TASK BRIEF »
Everything from the line that contains "Output a JSON" through the last line of the listing must be copied exactly, with both of those lines included and no others.

DATA PROVIDED »

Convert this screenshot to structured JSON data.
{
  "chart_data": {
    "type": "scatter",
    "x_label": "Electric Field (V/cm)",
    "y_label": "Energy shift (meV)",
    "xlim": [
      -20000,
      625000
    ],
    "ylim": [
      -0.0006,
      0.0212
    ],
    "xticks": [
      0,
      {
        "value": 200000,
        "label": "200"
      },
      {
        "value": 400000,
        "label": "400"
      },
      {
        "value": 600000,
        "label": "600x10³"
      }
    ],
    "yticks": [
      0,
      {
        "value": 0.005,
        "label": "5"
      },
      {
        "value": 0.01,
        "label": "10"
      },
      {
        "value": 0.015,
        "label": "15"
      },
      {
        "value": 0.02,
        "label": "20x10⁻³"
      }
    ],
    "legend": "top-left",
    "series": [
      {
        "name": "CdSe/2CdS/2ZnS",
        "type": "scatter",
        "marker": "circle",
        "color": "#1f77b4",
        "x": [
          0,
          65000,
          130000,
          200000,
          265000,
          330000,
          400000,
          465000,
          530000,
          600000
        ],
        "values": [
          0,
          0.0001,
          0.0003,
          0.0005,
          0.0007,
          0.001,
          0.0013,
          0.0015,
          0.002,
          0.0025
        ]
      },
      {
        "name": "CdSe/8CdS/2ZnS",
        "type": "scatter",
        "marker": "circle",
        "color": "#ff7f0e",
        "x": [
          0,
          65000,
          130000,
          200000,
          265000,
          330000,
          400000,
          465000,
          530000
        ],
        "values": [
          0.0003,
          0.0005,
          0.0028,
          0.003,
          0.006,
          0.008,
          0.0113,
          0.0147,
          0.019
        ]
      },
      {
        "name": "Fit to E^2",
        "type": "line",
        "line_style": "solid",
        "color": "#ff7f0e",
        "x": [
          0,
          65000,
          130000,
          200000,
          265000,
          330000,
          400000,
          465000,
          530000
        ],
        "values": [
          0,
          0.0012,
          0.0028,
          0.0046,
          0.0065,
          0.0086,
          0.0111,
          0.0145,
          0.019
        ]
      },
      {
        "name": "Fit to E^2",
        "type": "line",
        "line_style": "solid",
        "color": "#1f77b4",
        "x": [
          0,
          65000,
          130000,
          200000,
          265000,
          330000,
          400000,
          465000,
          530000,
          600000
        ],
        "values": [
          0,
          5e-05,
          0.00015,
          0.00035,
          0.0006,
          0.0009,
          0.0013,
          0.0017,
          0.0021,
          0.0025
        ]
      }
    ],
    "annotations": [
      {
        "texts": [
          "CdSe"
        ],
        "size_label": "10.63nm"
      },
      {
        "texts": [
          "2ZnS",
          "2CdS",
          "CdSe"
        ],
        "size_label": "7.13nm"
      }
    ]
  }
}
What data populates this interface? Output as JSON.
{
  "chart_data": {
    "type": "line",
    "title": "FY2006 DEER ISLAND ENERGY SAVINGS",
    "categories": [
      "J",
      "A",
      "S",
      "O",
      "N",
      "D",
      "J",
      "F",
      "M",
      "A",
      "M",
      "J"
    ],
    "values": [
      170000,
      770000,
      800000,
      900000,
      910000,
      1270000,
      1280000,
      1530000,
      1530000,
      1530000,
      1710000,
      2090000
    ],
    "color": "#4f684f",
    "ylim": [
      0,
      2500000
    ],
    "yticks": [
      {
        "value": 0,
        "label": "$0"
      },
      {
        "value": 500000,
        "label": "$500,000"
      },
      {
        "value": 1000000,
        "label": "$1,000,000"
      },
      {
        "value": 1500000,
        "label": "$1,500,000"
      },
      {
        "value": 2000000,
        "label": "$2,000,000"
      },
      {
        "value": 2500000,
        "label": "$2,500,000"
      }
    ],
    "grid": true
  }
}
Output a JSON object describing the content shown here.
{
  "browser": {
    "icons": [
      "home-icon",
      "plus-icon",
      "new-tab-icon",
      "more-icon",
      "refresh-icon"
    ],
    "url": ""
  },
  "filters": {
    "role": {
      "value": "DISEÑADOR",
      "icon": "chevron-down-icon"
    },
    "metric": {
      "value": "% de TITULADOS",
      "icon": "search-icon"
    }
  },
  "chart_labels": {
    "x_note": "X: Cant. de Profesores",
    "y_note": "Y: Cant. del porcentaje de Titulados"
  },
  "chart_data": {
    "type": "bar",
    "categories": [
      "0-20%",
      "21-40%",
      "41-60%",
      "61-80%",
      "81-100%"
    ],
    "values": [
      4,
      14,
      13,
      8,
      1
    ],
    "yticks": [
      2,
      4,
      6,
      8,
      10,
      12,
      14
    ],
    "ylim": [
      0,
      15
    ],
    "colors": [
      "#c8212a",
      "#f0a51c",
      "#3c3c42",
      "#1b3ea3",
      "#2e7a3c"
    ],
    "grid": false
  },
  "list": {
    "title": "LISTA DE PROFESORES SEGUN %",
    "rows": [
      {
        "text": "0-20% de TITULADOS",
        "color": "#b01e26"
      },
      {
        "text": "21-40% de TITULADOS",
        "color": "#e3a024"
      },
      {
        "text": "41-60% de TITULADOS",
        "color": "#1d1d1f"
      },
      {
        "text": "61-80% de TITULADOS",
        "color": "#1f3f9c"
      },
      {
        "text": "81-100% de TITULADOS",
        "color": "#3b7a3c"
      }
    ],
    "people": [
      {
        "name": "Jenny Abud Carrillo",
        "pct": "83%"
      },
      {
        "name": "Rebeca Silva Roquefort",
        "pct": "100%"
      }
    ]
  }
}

SOLVED EXERCISE »
Output a JSON object describing the content shown here.
{
  "browser": {
    "icons": [
      "home-icon",
      "plus-icon",
      "new-tab-icon",
      "more-icon",
      "refresh-icon"
    ],
    "url": ""
  },
  "filters": {
    "role": {
      "value": "DISEÑADOR",
      "icon": "chevron-down-icon"
    },
    "metric": {
      "value": "% de TITULADOS",
      "icon": "search-icon"
    }
  },
  "chart_labels": {
    "x_note": "X: Cant. de Profesores",
    "y_note": "Y: Cant. del porcentaje de Titulados"
  },
  "chart_data": {
    "type": "bar",
    "categories": [
      "0-20%",
      "21-40%",
      "41-60%",
      "61-80%",
      "81-100%"
    ],
    "values": [
      4,
      14,
      13,
      8,
      1
    ],
    "yticks": [
      2,
      4,
      6,
      8,
      10,
      12,
      14
    ],
    "ylim": [
      0,
      15
    ],
    "colors": [
      "#c8212a",
      "#f0a51c",
      "#3c3c42",
      "#1b3ea3",
      "#2e7a3c"
    ],
    "grid": false
  },
  "list": {
    "title": "LISTA DE PROFESORES SEGUN %",
    "rows": [
      {
        "text": "0-20% de TITULADOS",
        "color": "#b01e26"
      },
      {
        "text": "21-40% de TITULADOS",
        "color": "#e3a024"
      },
      {
        "text": "41-60% de TITULADOS",
        "color": "#1d1d1f"
      },
      {
        "text": "61-80% de TITULADOS",
        "color": "#1f3f9c"
      },
      {
        "text": "81-100% de TITULADOS",
        "color": "#3b7a3c"
      }
    ],
    "people": [
      {
        "name": "Jenny Abud Carrillo",
        "pct": "83%"
      },
      {
        "name": "Rebeca Silva Roquefort",
        "pct": "100%"
      }
    ]
  }
}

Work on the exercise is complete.